THE INPUT =>

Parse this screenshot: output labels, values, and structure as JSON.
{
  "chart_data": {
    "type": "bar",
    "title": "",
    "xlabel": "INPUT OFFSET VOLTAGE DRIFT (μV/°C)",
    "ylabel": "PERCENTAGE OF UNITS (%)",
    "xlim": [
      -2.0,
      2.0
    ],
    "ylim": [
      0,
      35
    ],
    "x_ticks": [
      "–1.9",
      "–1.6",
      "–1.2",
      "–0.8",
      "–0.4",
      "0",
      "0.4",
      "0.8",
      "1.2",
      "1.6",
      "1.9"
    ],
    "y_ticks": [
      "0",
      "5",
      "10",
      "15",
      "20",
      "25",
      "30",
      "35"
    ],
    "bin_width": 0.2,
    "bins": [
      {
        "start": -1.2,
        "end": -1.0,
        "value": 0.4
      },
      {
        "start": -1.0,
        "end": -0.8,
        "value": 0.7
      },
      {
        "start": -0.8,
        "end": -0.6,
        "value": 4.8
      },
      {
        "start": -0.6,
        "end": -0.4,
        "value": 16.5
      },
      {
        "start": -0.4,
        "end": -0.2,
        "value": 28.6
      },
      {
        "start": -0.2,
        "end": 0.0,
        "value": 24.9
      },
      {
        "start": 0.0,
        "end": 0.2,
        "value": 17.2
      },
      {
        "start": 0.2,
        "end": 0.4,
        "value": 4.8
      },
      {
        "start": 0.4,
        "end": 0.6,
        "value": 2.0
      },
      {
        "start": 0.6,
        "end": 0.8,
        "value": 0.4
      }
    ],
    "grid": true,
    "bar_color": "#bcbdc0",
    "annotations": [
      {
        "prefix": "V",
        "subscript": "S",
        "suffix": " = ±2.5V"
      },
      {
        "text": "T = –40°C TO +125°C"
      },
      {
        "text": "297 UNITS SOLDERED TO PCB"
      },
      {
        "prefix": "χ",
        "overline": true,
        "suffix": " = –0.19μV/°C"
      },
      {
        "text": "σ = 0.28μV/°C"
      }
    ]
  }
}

REQUIREMENTS => Count every line in the listing above that holds "text", then report only the count.

TASK RESULT => 3